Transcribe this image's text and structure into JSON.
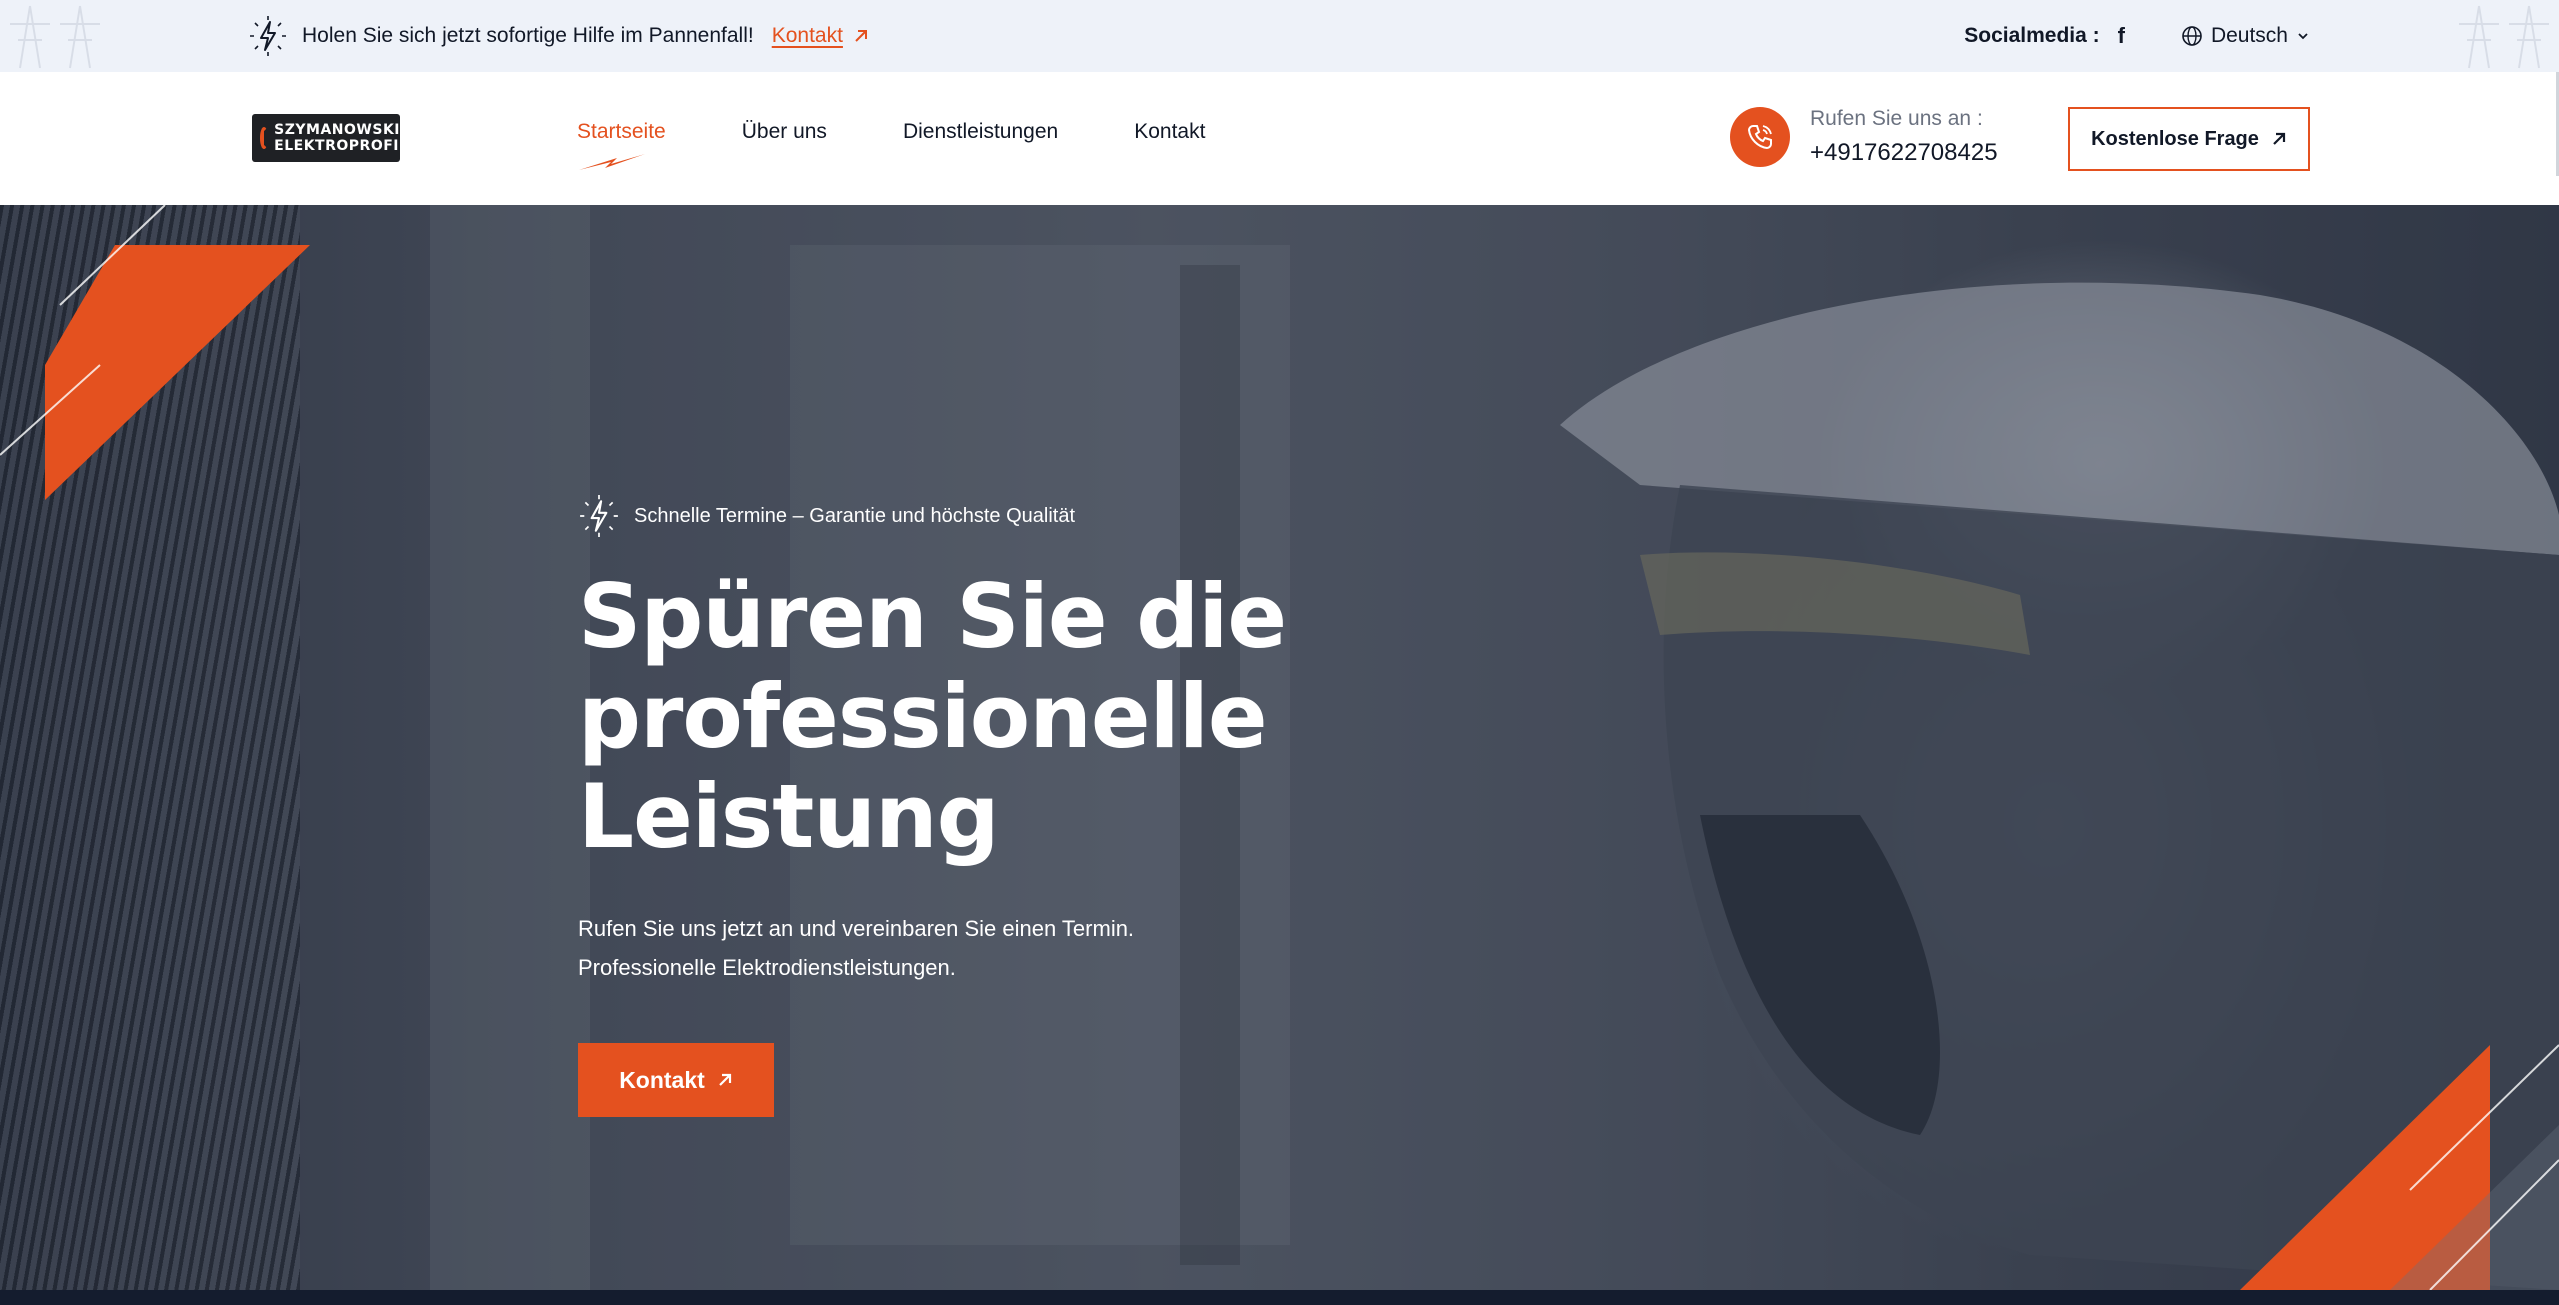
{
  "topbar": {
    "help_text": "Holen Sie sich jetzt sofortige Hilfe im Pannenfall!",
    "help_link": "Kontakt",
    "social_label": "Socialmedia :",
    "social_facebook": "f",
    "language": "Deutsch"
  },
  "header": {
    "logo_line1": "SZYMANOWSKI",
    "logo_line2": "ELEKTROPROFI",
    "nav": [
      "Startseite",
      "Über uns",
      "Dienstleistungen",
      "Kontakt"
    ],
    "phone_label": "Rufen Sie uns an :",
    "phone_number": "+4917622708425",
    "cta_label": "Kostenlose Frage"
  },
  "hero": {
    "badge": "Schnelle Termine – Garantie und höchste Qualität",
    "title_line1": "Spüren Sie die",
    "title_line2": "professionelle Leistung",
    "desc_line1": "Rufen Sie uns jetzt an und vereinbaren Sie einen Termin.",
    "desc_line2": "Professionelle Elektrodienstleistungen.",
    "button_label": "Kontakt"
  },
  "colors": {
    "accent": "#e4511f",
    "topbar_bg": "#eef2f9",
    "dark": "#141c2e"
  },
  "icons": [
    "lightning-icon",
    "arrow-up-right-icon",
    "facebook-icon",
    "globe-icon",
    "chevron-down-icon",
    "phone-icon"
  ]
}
++++++++
» **The exercise**
Leave out the pictures and give the listing above again exactly.

» **Worked answer**
Transcribe this image's text and structure into JSON.
{
  "topbar": {
    "help_text": "Holen Sie sich jetzt sofortige Hilfe im Pannenfall!",
    "help_link": "Kontakt",
    "social_label": "Socialmedia :",
    "social_facebook": "f",
    "language": "Deutsch"
  },
  "header": {
    "logo_line1": "SZYMANOWSKI",
    "logo_line2": "ELEKTROPROFI",
    "nav": [
      "Startseite",
      "Über uns",
      "Dienstleistungen",
      "Kontakt"
    ],
    "phone_label": "Rufen Sie uns an :",
    "phone_number": "+4917622708425",
    "cta_label": "Kostenlose Frage"
  },
  "hero": {
    "badge": "Schnelle Termine – Garantie und höchste Qualität",
    "title_line1": "Spüren Sie die",
    "title_line2": "professionelle Leistung",
    "desc_line1": "Rufen Sie uns jetzt an und vereinbaren Sie einen Termin.",
    "desc_line2": "Professionelle Elektrodienstleistungen.",
    "button_label": "Kontakt"
  },
  "colors": {
    "accent": "#e4511f",
    "topbar_bg": "#eef2f9",
    "dark": "#141c2e"
  },
  "icons": [
    "lightning-icon",
    "arrow-up-right-icon",
    "facebook-icon",
    "globe-icon",
    "chevron-down-icon",
    "phone-icon"
  ]
}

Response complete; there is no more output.